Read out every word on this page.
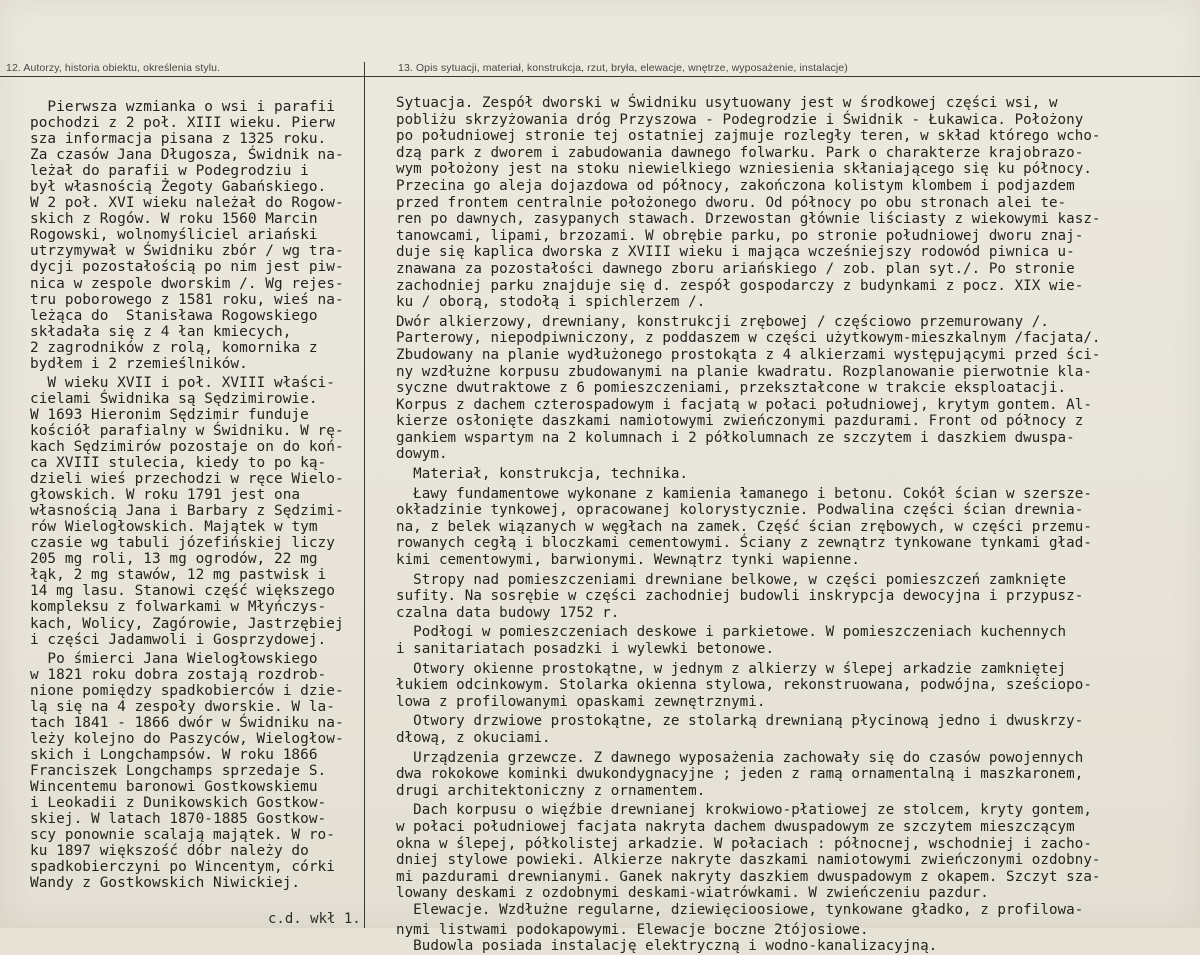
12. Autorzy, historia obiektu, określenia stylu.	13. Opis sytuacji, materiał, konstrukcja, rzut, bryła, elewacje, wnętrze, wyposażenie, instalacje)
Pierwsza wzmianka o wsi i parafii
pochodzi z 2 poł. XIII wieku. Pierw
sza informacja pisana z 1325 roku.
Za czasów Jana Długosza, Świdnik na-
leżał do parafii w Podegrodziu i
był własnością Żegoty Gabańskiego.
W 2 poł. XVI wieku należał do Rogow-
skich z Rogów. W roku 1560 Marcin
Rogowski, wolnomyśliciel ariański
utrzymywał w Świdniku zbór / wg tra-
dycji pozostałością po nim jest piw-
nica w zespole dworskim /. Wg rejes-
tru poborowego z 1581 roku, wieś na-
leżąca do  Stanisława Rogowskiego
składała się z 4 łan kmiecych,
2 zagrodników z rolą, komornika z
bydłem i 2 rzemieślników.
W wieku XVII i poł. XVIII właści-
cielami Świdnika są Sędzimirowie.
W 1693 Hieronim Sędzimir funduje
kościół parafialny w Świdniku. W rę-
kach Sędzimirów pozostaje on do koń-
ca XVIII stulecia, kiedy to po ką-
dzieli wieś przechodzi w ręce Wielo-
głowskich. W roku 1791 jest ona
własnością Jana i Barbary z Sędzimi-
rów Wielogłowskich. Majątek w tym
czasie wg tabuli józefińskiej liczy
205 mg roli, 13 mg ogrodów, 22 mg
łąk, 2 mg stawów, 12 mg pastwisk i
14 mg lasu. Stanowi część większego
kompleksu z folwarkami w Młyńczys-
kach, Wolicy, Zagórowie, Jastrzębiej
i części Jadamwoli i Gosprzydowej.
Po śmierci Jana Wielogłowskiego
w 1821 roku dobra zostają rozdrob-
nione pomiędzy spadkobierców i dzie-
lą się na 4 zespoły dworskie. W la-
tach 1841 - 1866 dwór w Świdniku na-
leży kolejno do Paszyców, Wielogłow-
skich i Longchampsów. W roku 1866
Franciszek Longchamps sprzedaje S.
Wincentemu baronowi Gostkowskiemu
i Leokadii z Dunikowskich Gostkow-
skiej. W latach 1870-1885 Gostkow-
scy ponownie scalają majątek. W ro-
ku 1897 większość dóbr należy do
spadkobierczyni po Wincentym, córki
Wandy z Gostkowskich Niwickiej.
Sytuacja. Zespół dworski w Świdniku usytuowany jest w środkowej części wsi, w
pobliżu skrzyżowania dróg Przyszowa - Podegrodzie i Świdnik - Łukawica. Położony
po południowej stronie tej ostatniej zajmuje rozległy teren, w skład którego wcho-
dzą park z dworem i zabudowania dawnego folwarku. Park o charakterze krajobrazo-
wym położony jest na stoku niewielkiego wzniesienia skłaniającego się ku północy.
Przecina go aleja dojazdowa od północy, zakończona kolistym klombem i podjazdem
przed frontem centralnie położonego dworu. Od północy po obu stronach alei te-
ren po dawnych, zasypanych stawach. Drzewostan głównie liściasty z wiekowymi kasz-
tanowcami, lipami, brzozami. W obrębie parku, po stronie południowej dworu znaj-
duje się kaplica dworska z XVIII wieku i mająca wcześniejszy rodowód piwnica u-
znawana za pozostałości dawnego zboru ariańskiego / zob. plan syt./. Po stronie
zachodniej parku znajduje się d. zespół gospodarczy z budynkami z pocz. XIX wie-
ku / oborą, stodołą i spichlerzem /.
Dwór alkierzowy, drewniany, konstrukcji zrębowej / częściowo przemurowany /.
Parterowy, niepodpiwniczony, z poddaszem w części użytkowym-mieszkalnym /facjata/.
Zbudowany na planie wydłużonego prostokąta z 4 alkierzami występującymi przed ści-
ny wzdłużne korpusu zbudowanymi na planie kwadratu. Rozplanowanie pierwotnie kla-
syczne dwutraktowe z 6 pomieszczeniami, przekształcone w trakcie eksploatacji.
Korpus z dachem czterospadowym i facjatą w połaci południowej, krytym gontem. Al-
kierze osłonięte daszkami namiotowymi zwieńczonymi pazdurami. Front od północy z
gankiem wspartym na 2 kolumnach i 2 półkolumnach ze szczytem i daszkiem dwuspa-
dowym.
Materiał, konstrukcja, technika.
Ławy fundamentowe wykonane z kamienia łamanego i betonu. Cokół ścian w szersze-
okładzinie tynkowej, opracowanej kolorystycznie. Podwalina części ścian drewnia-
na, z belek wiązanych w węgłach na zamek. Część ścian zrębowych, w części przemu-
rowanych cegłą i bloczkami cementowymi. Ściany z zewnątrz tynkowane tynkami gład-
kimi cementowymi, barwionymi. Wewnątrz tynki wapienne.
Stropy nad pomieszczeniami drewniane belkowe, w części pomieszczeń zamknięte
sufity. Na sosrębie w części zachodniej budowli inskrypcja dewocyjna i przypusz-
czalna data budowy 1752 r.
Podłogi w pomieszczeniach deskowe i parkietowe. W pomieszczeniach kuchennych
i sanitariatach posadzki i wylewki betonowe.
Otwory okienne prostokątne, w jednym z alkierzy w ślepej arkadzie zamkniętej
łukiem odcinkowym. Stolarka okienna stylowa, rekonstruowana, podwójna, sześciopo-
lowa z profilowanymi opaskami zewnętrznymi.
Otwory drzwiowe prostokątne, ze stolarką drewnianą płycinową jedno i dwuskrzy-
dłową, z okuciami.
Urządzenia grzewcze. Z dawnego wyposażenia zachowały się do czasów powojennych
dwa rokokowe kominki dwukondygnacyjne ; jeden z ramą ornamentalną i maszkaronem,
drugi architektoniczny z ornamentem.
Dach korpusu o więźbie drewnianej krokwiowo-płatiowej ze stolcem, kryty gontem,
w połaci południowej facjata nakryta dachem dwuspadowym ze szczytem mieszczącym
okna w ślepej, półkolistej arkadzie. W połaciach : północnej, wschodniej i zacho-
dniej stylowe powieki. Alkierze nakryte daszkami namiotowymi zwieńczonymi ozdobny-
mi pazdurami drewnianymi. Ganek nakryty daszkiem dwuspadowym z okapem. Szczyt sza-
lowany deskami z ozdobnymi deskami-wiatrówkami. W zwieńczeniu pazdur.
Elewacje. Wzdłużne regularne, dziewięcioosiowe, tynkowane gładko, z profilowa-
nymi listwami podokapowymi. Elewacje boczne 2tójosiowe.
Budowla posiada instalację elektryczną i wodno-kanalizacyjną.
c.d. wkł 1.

┄┄┄┄┄┄┄┄┄┄

What the exercise asks: Reproduce every line from the entries that holds the word "planie".

Answer below:
Zbudowany na planie wydłużonego prostokąta z 4 alkierzami występującymi przed ści-
ny wzdłużne korpusu zbudowanymi na planie kwadratu. Rozplanowanie pierwotnie kla-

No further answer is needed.